### Records supplied
* BEGIN *
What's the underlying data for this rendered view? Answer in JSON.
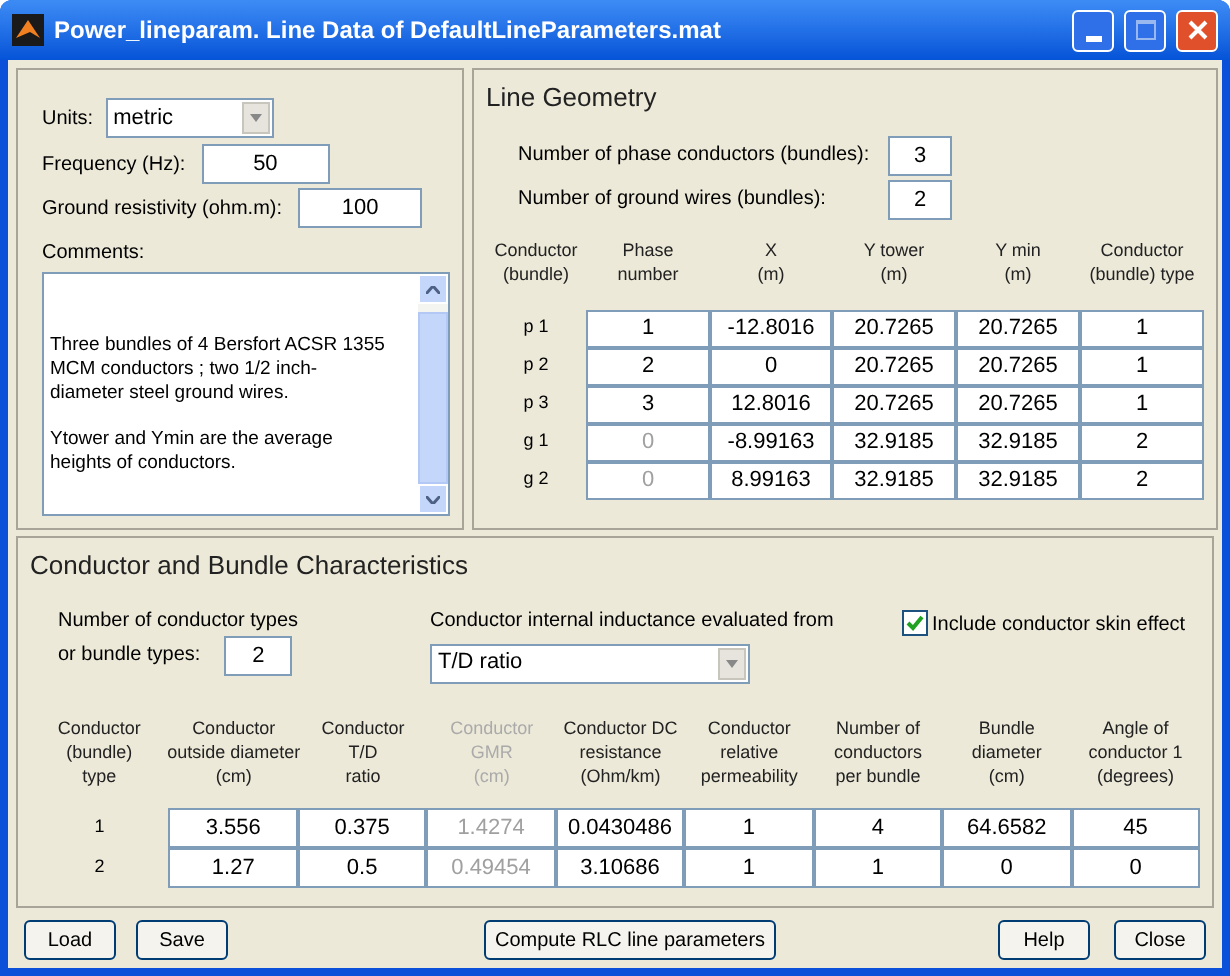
{
  "window": {
    "title": "Power_lineparam. Line Data of DefaultLineParameters.mat"
  },
  "general": {
    "units_label": "Units:",
    "units": "metric",
    "frequency_label": "Frequency (Hz):",
    "frequency": "50",
    "resistivity_label": "Ground resistivity (ohm.m):",
    "resistivity": "100",
    "comments_label": "Comments:",
    "comments": [
      "Three bundles of 4 Bersfort ACSR 1355 MCM conductors ; two 1/2 inch-diameter steel ground wires.",
      "Ytower and Ymin are the average heights of conductors."
    ]
  },
  "geometry": {
    "title": "Line Geometry",
    "phase_label": "Number of phase conductors (bundles):",
    "phase_count": "3",
    "ground_label": "Number of ground wires (bundles):",
    "ground_count": "2",
    "columns": [
      "Conductor\n(bundle)",
      "Phase\nnumber",
      "X\n(m)",
      "Y tower\n(m)",
      "Y min\n(m)",
      "Conductor\n(bundle) type"
    ],
    "rows": [
      {
        "cells": [
          {
            "value": "p 1",
            "disabled": false
          },
          {
            "value": "1",
            "disabled": false
          },
          {
            "value": "-12.8016",
            "disabled": false
          },
          {
            "value": "20.7265",
            "disabled": false
          },
          {
            "value": "20.7265",
            "disabled": false
          },
          {
            "value": "1",
            "disabled": false
          }
        ]
      },
      {
        "cells": [
          {
            "value": "p 2",
            "disabled": false
          },
          {
            "value": "2",
            "disabled": false
          },
          {
            "value": "0",
            "disabled": false
          },
          {
            "value": "20.7265",
            "disabled": false
          },
          {
            "value": "20.7265",
            "disabled": false
          },
          {
            "value": "1",
            "disabled": false
          }
        ]
      },
      {
        "cells": [
          {
            "value": "p 3",
            "disabled": false
          },
          {
            "value": "3",
            "disabled": false
          },
          {
            "value": "12.8016",
            "disabled": false
          },
          {
            "value": "20.7265",
            "disabled": false
          },
          {
            "value": "20.7265",
            "disabled": false
          },
          {
            "value": "1",
            "disabled": false
          }
        ]
      },
      {
        "cells": [
          {
            "value": "g 1",
            "disabled": false
          },
          {
            "value": "0",
            "disabled": true
          },
          {
            "value": "-8.99163",
            "disabled": false
          },
          {
            "value": "32.9185",
            "disabled": false
          },
          {
            "value": "32.9185",
            "disabled": false
          },
          {
            "value": "2",
            "disabled": false
          }
        ]
      },
      {
        "cells": [
          {
            "value": "g 2",
            "disabled": false
          },
          {
            "value": "0",
            "disabled": true
          },
          {
            "value": "8.99163",
            "disabled": false
          },
          {
            "value": "32.9185",
            "disabled": false
          },
          {
            "value": "32.9185",
            "disabled": false
          },
          {
            "value": "2",
            "disabled": false
          }
        ]
      }
    ]
  },
  "characteristics": {
    "title": "Conductor and Bundle Characteristics",
    "types_label": [
      "Number of conductor types",
      "or bundle types:"
    ],
    "types_count": "2",
    "inductance_label": "Conductor internal inductance evaluated from",
    "inductance_method": "T/D ratio",
    "skin_effect": {
      "label": "Include conductor skin effect",
      "checked": true
    },
    "columns": [
      {
        "label": "Conductor\n(bundle)\ntype",
        "disabled": false
      },
      {
        "label": "Conductor\noutside diameter\n(cm)",
        "disabled": false
      },
      {
        "label": "Conductor\nT/D\nratio",
        "disabled": false
      },
      {
        "label": "Conductor\nGMR\n(cm)",
        "disabled": true
      },
      {
        "label": "Conductor DC\nresistance\n(Ohm/km)",
        "disabled": false
      },
      {
        "label": "Conductor\nrelative\npermeability",
        "disabled": false
      },
      {
        "label": "Number of\nconductors\nper bundle",
        "disabled": false
      },
      {
        "label": "Bundle\ndiameter\n(cm)",
        "disabled": false
      },
      {
        "label": "Angle of\nconductor 1\n(degrees)",
        "disabled": false
      }
    ],
    "rows": [
      {
        "cells": [
          "1",
          "3.556",
          "0.375",
          "1.4274",
          "0.0430486",
          "1",
          "4",
          "64.6582",
          "45"
        ]
      },
      {
        "cells": [
          "2",
          "1.27",
          "0.5",
          "0.49454",
          "3.10686",
          "1",
          "1",
          "0",
          "0"
        ]
      }
    ]
  },
  "buttons": {
    "left": [
      "Load",
      "Save"
    ],
    "center": [
      "Compute RLC line parameters"
    ],
    "right": [
      "Help",
      "Close"
    ]
  }
}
* END *
### Problem to solve
Reproduce the entries above exactly. Do not include the images.

### Final result
What's the underlying data for this rendered view? Answer in JSON.
{
  "window": {
    "title": "Power_lineparam. Line Data of DefaultLineParameters.mat"
  },
  "general": {
    "units_label": "Units:",
    "units": "metric",
    "frequency_label": "Frequency (Hz):",
    "frequency": "50",
    "resistivity_label": "Ground resistivity (ohm.m):",
    "resistivity": "100",
    "comments_label": "Comments:",
    "comments": [
      "Three bundles of 4 Bersfort ACSR 1355 MCM conductors ; two 1/2 inch-diameter steel ground wires.",
      "Ytower and Ymin are the average heights of conductors."
    ]
  },
  "geometry": {
    "title": "Line Geometry",
    "phase_label": "Number of phase conductors (bundles):",
    "phase_count": "3",
    "ground_label": "Number of ground wires (bundles):",
    "ground_count": "2",
    "columns": [
      "Conductor\n(bundle)",
      "Phase\nnumber",
      "X\n(m)",
      "Y tower\n(m)",
      "Y min\n(m)",
      "Conductor\n(bundle) type"
    ],
    "rows": [
      {
        "cells": [
          {
            "value": "p 1",
            "disabled": false
          },
          {
            "value": "1",
            "disabled": false
          },
          {
            "value": "-12.8016",
            "disabled": false
          },
          {
            "value": "20.7265",
            "disabled": false
          },
          {
            "value": "20.7265",
            "disabled": false
          },
          {
            "value": "1",
            "disabled": false
          }
        ]
      },
      {
        "cells": [
          {
            "value": "p 2",
            "disabled": false
          },
          {
            "value": "2",
            "disabled": false
          },
          {
            "value": "0",
            "disabled": false
          },
          {
            "value": "20.7265",
            "disabled": false
          },
          {
            "value": "20.7265",
            "disabled": false
          },
          {
            "value": "1",
            "disabled": false
          }
        ]
      },
      {
        "cells": [
          {
            "value": "p 3",
            "disabled": false
          },
          {
            "value": "3",
            "disabled": false
          },
          {
            "value": "12.8016",
            "disabled": false
          },
          {
            "value": "20.7265",
            "disabled": false
          },
          {
            "value": "20.7265",
            "disabled": false
          },
          {
            "value": "1",
            "disabled": false
          }
        ]
      },
      {
        "cells": [
          {
            "value": "g 1",
            "disabled": false
          },
          {
            "value": "0",
            "disabled": true
          },
          {
            "value": "-8.99163",
            "disabled": false
          },
          {
            "value": "32.9185",
            "disabled": false
          },
          {
            "value": "32.9185",
            "disabled": false
          },
          {
            "value": "2",
            "disabled": false
          }
        ]
      },
      {
        "cells": [
          {
            "value": "g 2",
            "disabled": false
          },
          {
            "value": "0",
            "disabled": true
          },
          {
            "value": "8.99163",
            "disabled": false
          },
          {
            "value": "32.9185",
            "disabled": false
          },
          {
            "value": "32.9185",
            "disabled": false
          },
          {
            "value": "2",
            "disabled": false
          }
        ]
      }
    ]
  },
  "characteristics": {
    "title": "Conductor and Bundle Characteristics",
    "types_label": [
      "Number of conductor types",
      "or bundle types:"
    ],
    "types_count": "2",
    "inductance_label": "Conductor internal inductance evaluated from",
    "inductance_method": "T/D ratio",
    "skin_effect": {
      "label": "Include conductor skin effect",
      "checked": true
    },
    "columns": [
      {
        "label": "Conductor\n(bundle)\ntype",
        "disabled": false
      },
      {
        "label": "Conductor\noutside diameter\n(cm)",
        "disabled": false
      },
      {
        "label": "Conductor\nT/D\nratio",
        "disabled": false
      },
      {
        "label": "Conductor\nGMR\n(cm)",
        "disabled": true
      },
      {
        "label": "Conductor DC\nresistance\n(Ohm/km)",
        "disabled": false
      },
      {
        "label": "Conductor\nrelative\npermeability",
        "disabled": false
      },
      {
        "label": "Number of\nconductors\nper bundle",
        "disabled": false
      },
      {
        "label": "Bundle\ndiameter\n(cm)",
        "disabled": false
      },
      {
        "label": "Angle of\nconductor 1\n(degrees)",
        "disabled": false
      }
    ],
    "rows": [
      {
        "cells": [
          "1",
          "3.556",
          "0.375",
          "1.4274",
          "0.0430486",
          "1",
          "4",
          "64.6582",
          "45"
        ]
      },
      {
        "cells": [
          "2",
          "1.27",
          "0.5",
          "0.49454",
          "3.10686",
          "1",
          "1",
          "0",
          "0"
        ]
      }
    ]
  },
  "buttons": {
    "left": [
      "Load",
      "Save"
    ],
    "center": [
      "Compute RLC line parameters"
    ],
    "right": [
      "Help",
      "Close"
    ]
  }
}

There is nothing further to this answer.